- _What is needed_:
Copy the material that follows word for word and omit its pictures.

++++ Extracted data ++++

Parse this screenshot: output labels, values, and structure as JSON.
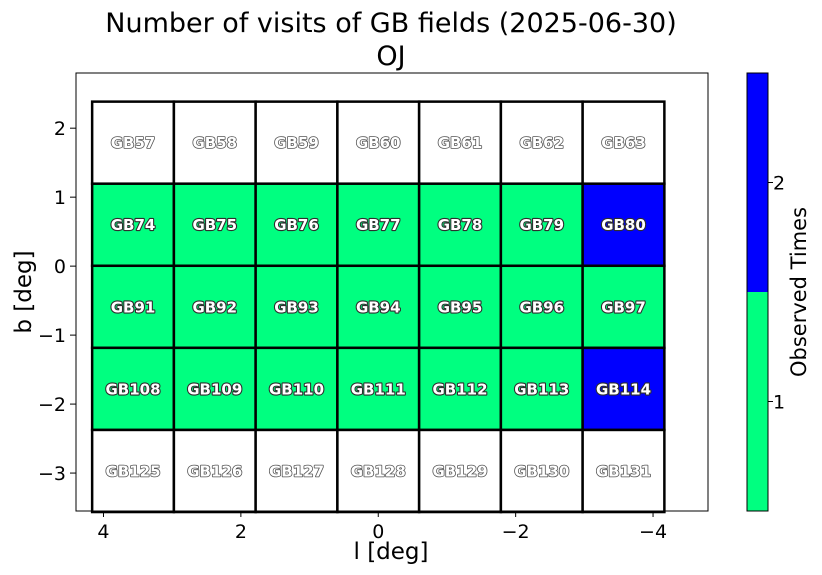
{
  "chart_data": {
    "type": "heatmap",
    "title": "Number of visits of GB fields (2025-06-30)",
    "subtitle": "OJ",
    "xlabel": "l [deg]",
    "ylabel": "b [deg]",
    "xlim": [
      4.4,
      -4.8
    ],
    "ylim": [
      -3.55,
      2.8
    ],
    "xticks": [
      4,
      2,
      0,
      -2,
      -4
    ],
    "xtick_labels": [
      "4",
      "2",
      "0",
      "−2",
      "−4"
    ],
    "yticks": [
      2,
      1,
      0,
      -1,
      -2,
      -3
    ],
    "ytick_labels": [
      "2",
      "1",
      "0",
      "−1",
      "−2",
      "−3"
    ],
    "grid": false,
    "colorbar": {
      "label": "Observed Times",
      "ticks": [
        1,
        2
      ],
      "tick_labels": [
        "1",
        "2"
      ],
      "colors": [
        "#00ff80",
        "#0000ff"
      ]
    },
    "cell_size": {
      "dl": 1.19,
      "db": 1.19
    },
    "col_centers_l": [
      3.57,
      2.38,
      1.19,
      0.0,
      -1.19,
      -2.38,
      -3.57
    ],
    "row_centers_b": [
      1.79,
      0.6,
      -0.59,
      -1.78,
      -2.97
    ],
    "colors": {
      "unobserved": "#ffffff",
      "1": "#00ff80",
      "2": "#0000ff"
    },
    "rows": [
      {
        "fields": [
          "GB57",
          "GB58",
          "GB59",
          "GB60",
          "GB61",
          "GB62",
          "GB63"
        ],
        "visits": [
          0,
          0,
          0,
          0,
          0,
          0,
          0
        ]
      },
      {
        "fields": [
          "GB74",
          "GB75",
          "GB76",
          "GB77",
          "GB78",
          "GB79",
          "GB80"
        ],
        "visits": [
          1,
          1,
          1,
          1,
          1,
          1,
          2
        ]
      },
      {
        "fields": [
          "GB91",
          "GB92",
          "GB93",
          "GB94",
          "GB95",
          "GB96",
          "GB97"
        ],
        "visits": [
          1,
          1,
          1,
          1,
          1,
          1,
          1
        ]
      },
      {
        "fields": [
          "GB108",
          "GB109",
          "GB110",
          "GB111",
          "GB112",
          "GB113",
          "GB114"
        ],
        "visits": [
          1,
          1,
          1,
          1,
          1,
          1,
          2
        ]
      },
      {
        "fields": [
          "GB125",
          "GB126",
          "GB127",
          "GB128",
          "GB129",
          "GB130",
          "GB131"
        ],
        "visits": [
          0,
          0,
          0,
          0,
          0,
          0,
          0
        ]
      }
    ]
  }
}
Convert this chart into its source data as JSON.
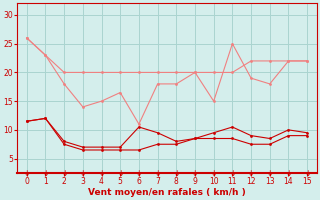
{
  "x": [
    0,
    1,
    2,
    3,
    4,
    5,
    6,
    7,
    8,
    9,
    10,
    11,
    12,
    13,
    14,
    15
  ],
  "line_light1": [
    26,
    23,
    20,
    20,
    20,
    20,
    20,
    20,
    20,
    20,
    20,
    20,
    22,
    22,
    22,
    22
  ],
  "line_light2": [
    26,
    23,
    18,
    14,
    15,
    16.5,
    11,
    18,
    18,
    20,
    15,
    25,
    19,
    18,
    22,
    22
  ],
  "line_dark1": [
    11.5,
    12,
    8,
    7,
    7,
    7,
    10.5,
    9.5,
    8,
    8.5,
    9.5,
    10.5,
    9,
    8.5,
    10,
    9.5
  ],
  "line_dark2": [
    11.5,
    12,
    7.5,
    6.5,
    6.5,
    6.5,
    6.5,
    7.5,
    7.5,
    8.5,
    8.5,
    8.5,
    7.5,
    7.5,
    9,
    9
  ],
  "xlabel": "Vent moyen/en rafales ( km/h )",
  "yticks": [
    5,
    10,
    15,
    20,
    25,
    30
  ],
  "xticks": [
    0,
    1,
    2,
    3,
    4,
    5,
    6,
    7,
    8,
    9,
    10,
    11,
    12,
    13,
    14,
    15
  ],
  "ylim": [
    2.5,
    32
  ],
  "xlim": [
    -0.5,
    15.5
  ],
  "bg_color": "#d4eeec",
  "grid_color": "#aad4d0",
  "color_light": "#f08080",
  "color_dark": "#cc0000",
  "axis_color": "#cc0000",
  "label_color": "#cc0000",
  "arrow_char": "↓"
}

++++

- _Result of the task_:
Parse this screenshot: output labels, values, and structure as JSON.
{
  "chart_data": {
    "type": "heatmap",
    "title": "Number of visits of GB fields (2025-06-30)",
    "subtitle": "OJ",
    "xlabel": "l [deg]",
    "ylabel": "b [deg]",
    "xlim": [
      4.4,
      -4.8
    ],
    "ylim": [
      -3.55,
      2.8
    ],
    "xticks": [
      4,
      2,
      0,
      -2,
      -4
    ],
    "xtick_labels": [
      "4",
      "2",
      "0",
      "−2",
      "−4"
    ],
    "yticks": [
      2,
      1,
      0,
      -1,
      -2,
      -3
    ],
    "ytick_labels": [
      "2",
      "1",
      "0",
      "−1",
      "−2",
      "−3"
    ],
    "grid": false,
    "colorbar": {
      "label": "Observed Times",
      "ticks": [
        1,
        2
      ],
      "tick_labels": [
        "1",
        "2"
      ],
      "colors": [
        "#00ff80",
        "#0000ff"
      ]
    },
    "cell_size": {
      "dl": 1.19,
      "db": 1.19
    },
    "col_centers_l": [
      3.57,
      2.38,
      1.19,
      0.0,
      -1.19,
      -2.38,
      -3.57
    ],
    "row_centers_b": [
      1.79,
      0.6,
      -0.59,
      -1.78,
      -2.97
    ],
    "colors": {
      "unobserved": "#ffffff",
      "1": "#00ff80",
      "2": "#0000ff"
    },
    "rows": [
      {
        "fields": [
          "GB57",
          "GB58",
          "GB59",
          "GB60",
          "GB61",
          "GB62",
          "GB63"
        ],
        "visits": [
          0,
          0,
          0,
          0,
          0,
          0,
          0
        ]
      },
      {
        "fields": [
          "GB74",
          "GB75",
          "GB76",
          "GB77",
          "GB78",
          "GB79",
          "GB80"
        ],
        "visits": [
          1,
          1,
          1,
          1,
          1,
          1,
          2
        ]
      },
      {
        "fields": [
          "GB91",
          "GB92",
          "GB93",
          "GB94",
          "GB95",
          "GB96",
          "GB97"
        ],
        "visits": [
          1,
          1,
          1,
          1,
          1,
          1,
          1
        ]
      },
      {
        "fields": [
          "GB108",
          "GB109",
          "GB110",
          "GB111",
          "GB112",
          "GB113",
          "GB114"
        ],
        "visits": [
          1,
          1,
          1,
          1,
          1,
          1,
          2
        ]
      },
      {
        "fields": [
          "GB125",
          "GB126",
          "GB127",
          "GB128",
          "GB129",
          "GB130",
          "GB131"
        ],
        "visits": [
          0,
          0,
          0,
          0,
          0,
          0,
          0
        ]
      }
    ]
  }
}
Convert this chart into its source data as JSON.
{
  "x": [
    0,
    1,
    2,
    3,
    4,
    5,
    6,
    7,
    8,
    9,
    10,
    11,
    12,
    13,
    14,
    15
  ],
  "line_light1": [
    26,
    23,
    20,
    20,
    20,
    20,
    20,
    20,
    20,
    20,
    20,
    20,
    22,
    22,
    22,
    22
  ],
  "line_light2": [
    26,
    23,
    18,
    14,
    15,
    16.5,
    11,
    18,
    18,
    20,
    15,
    25,
    19,
    18,
    22,
    22
  ],
  "line_dark1": [
    11.5,
    12,
    8,
    7,
    7,
    7,
    10.5,
    9.5,
    8,
    8.5,
    9.5,
    10.5,
    9,
    8.5,
    10,
    9.5
  ],
  "line_dark2": [
    11.5,
    12,
    7.5,
    6.5,
    6.5,
    6.5,
    6.5,
    7.5,
    7.5,
    8.5,
    8.5,
    8.5,
    7.5,
    7.5,
    9,
    9
  ],
  "xlabel": "Vent moyen/en rafales ( km/h )",
  "yticks": [
    5,
    10,
    15,
    20,
    25,
    30
  ],
  "xticks": [
    0,
    1,
    2,
    3,
    4,
    5,
    6,
    7,
    8,
    9,
    10,
    11,
    12,
    13,
    14,
    15
  ],
  "ylim": [
    2.5,
    32
  ],
  "xlim": [
    -0.5,
    15.5
  ],
  "bg_color": "#d4eeec",
  "grid_color": "#aad4d0",
  "color_light": "#f08080",
  "color_dark": "#cc0000",
  "axis_color": "#cc0000",
  "label_color": "#cc0000",
  "arrow_char": "↓"
}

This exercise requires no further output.